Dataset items

◆ ◆ ◆

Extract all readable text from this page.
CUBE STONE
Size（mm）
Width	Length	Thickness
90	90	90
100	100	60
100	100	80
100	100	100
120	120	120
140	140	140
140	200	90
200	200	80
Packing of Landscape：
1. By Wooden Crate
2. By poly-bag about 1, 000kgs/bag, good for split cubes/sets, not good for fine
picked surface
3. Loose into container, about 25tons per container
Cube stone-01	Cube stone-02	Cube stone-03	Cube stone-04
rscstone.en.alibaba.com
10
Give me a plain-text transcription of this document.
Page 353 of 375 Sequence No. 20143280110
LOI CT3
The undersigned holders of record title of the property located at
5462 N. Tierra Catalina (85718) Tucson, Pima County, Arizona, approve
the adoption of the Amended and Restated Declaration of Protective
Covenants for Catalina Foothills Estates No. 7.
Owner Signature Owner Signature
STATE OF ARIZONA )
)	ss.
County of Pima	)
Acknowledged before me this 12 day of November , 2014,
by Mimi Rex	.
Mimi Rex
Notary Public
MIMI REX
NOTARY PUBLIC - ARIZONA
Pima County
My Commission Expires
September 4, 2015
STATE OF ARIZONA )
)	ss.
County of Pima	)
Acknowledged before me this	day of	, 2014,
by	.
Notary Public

◆ ◆ ◆

Your instructions
Repeat exactly, and only, the lines from the line with "Give me a plain-text" through the end of the listing above, both ends included.

The answer
Give me a plain-text transcription of this document.
Page 353 of 375 Sequence No. 20143280110
LOI CT3
The undersigned holders of record title of the property located at
5462 N. Tierra Catalina (85718) Tucson, Pima County, Arizona, approve
the adoption of the Amended and Restated Declaration of Protective
Covenants for Catalina Foothills Estates No. 7.
Owner Signature Owner Signature
STATE OF ARIZONA )
)	ss.
County of Pima	)
Acknowledged before me this 12 day of November , 2014,
by Mimi Rex	.
Mimi Rex
Notary Public
MIMI REX
NOTARY PUBLIC - ARIZONA
Pima County
My Commission Expires
September 4, 2015
STATE OF ARIZONA )
)	ss.
County of Pima	)
Acknowledged before me this	day of	, 2014,
by	.
Notary Public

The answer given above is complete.